Return every line of the items below that contains the string "inhouse", treating uppercase and lowercase letters as distinct.
* * *
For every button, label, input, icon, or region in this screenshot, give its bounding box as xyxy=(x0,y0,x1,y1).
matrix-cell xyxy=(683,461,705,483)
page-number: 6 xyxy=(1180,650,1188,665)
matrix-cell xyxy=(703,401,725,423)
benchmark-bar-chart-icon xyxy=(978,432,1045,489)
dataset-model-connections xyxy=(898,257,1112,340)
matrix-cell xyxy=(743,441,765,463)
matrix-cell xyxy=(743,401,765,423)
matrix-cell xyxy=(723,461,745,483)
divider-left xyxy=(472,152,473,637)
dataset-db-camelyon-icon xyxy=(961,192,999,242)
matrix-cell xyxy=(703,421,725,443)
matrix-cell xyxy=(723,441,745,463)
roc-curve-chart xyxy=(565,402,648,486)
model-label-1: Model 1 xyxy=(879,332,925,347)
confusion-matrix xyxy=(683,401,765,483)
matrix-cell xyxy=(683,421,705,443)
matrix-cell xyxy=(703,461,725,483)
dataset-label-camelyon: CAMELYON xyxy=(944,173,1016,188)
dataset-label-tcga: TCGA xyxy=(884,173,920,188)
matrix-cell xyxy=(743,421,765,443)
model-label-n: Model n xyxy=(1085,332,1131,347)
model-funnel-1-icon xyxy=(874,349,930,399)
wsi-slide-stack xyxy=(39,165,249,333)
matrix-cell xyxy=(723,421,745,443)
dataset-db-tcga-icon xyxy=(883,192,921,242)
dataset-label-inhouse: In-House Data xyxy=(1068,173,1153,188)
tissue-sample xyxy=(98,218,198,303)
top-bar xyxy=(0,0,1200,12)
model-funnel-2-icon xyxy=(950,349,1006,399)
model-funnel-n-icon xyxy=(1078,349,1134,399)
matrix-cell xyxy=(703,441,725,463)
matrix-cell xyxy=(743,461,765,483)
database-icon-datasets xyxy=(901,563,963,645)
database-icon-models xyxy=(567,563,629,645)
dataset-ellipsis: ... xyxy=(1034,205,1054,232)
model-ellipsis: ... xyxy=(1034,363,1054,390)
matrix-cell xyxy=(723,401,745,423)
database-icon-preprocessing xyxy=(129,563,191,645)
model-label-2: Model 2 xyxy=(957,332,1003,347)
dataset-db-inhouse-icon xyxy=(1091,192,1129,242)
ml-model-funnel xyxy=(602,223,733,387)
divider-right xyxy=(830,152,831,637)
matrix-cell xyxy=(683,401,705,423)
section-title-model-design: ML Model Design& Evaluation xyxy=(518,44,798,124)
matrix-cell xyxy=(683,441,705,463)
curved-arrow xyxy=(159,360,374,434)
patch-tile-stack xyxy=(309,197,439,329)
* * *
_Task answer_
dataset-label-inhouse: In-House Data xyxy=(1068,173,1153,188)
dataset-db-inhouse-icon xyxy=(1091,192,1129,242)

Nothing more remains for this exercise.